* begin MATERIAL TO PROCESS *

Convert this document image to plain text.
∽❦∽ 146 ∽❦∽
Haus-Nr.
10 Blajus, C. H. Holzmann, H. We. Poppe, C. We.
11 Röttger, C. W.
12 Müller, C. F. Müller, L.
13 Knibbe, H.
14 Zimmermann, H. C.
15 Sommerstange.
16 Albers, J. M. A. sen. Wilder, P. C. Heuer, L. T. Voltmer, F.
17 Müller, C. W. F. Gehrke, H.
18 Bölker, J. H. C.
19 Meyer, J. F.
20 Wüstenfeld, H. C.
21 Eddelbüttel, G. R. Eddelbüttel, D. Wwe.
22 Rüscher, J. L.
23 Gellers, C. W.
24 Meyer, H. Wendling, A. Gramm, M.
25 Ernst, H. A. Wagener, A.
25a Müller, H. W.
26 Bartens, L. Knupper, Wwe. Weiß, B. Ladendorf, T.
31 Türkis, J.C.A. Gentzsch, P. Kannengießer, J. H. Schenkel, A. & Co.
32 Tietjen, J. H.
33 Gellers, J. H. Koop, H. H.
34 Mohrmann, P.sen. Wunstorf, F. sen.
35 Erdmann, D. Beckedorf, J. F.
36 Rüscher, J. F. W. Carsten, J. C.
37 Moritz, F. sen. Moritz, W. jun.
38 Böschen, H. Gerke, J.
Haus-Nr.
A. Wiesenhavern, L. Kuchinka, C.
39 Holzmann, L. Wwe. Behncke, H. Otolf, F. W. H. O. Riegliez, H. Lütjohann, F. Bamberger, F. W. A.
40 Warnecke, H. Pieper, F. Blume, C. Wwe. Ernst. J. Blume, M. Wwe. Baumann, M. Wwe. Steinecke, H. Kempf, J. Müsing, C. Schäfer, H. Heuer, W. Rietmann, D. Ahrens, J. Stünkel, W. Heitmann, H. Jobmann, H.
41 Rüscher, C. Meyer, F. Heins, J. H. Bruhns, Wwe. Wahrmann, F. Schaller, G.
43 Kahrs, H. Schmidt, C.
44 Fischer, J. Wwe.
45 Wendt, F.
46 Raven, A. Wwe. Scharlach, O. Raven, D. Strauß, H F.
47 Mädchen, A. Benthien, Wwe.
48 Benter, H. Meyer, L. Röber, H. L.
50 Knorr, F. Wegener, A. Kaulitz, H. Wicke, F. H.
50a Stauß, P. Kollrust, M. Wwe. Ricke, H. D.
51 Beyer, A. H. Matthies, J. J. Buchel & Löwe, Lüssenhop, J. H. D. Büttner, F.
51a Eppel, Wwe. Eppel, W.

* end MATERIAL TO PROCESS *

• AIM OF THE EXERCISE: Reproduce the entries above in full, verbatim.

• REPLY:
Convert this document image to plain text.
∽❦∽ 146 ∽❦∽
Haus-Nr.
10 Blajus, C. H. Holzmann, H. We. Poppe, C. We.
11 Röttger, C. W.
12 Müller, C. F. Müller, L.
13 Knibbe, H.
14 Zimmermann, H. C.
15 Sommerstange.
16 Albers, J. M. A. sen. Wilder, P. C. Heuer, L. T. Voltmer, F.
17 Müller, C. W. F. Gehrke, H.
18 Bölker, J. H. C.
19 Meyer, J. F.
20 Wüstenfeld, H. C.
21 Eddelbüttel, G. R. Eddelbüttel, D. Wwe.
22 Rüscher, J. L.
23 Gellers, C. W.
24 Meyer, H. Wendling, A. Gramm, M.
25 Ernst, H. A. Wagener, A.
25a Müller, H. W.
26 Bartens, L. Knupper, Wwe. Weiß, B. Ladendorf, T.
31 Türkis, J.C.A. Gentzsch, P. Kannengießer, J. H. Schenkel, A. & Co.
32 Tietjen, J. H.
33 Gellers, J. H. Koop, H. H.
34 Mohrmann, P.sen. Wunstorf, F. sen.
35 Erdmann, D. Beckedorf, J. F.
36 Rüscher, J. F. W. Carsten, J. C.
37 Moritz, F. sen. Moritz, W. jun.
38 Böschen, H. Gerke, J.
Haus-Nr.
A. Wiesenhavern, L. Kuchinka, C.
39 Holzmann, L. Wwe. Behncke, H. Otolf, F. W. H. O. Riegliez, H. Lütjohann, F. Bamberger, F. W. A.
40 Warnecke, H. Pieper, F. Blume, C. Wwe. Ernst. J. Blume, M. Wwe. Baumann, M. Wwe. Steinecke, H. Kempf, J. Müsing, C. Schäfer, H. Heuer, W. Rietmann, D. Ahrens, J. Stünkel, W. Heitmann, H. Jobmann, H.
41 Rüscher, C. Meyer, F. Heins, J. H. Bruhns, Wwe. Wahrmann, F. Schaller, G.
43 Kahrs, H. Schmidt, C.
44 Fischer, J. Wwe.
45 Wendt, F.
46 Raven, A. Wwe. Scharlach, O. Raven, D. Strauß, H F.
47 Mädchen, A. Benthien, Wwe.
48 Benter, H. Meyer, L. Röber, H. L.
50 Knorr, F. Wegener, A. Kaulitz, H. Wicke, F. H.
50a Stauß, P. Kollrust, M. Wwe. Ricke, H. D.
51 Beyer, A. H. Matthies, J. J. Buchel & Löwe, Lüssenhop, J. H. D. Büttner, F.
51a Eppel, Wwe. Eppel, W.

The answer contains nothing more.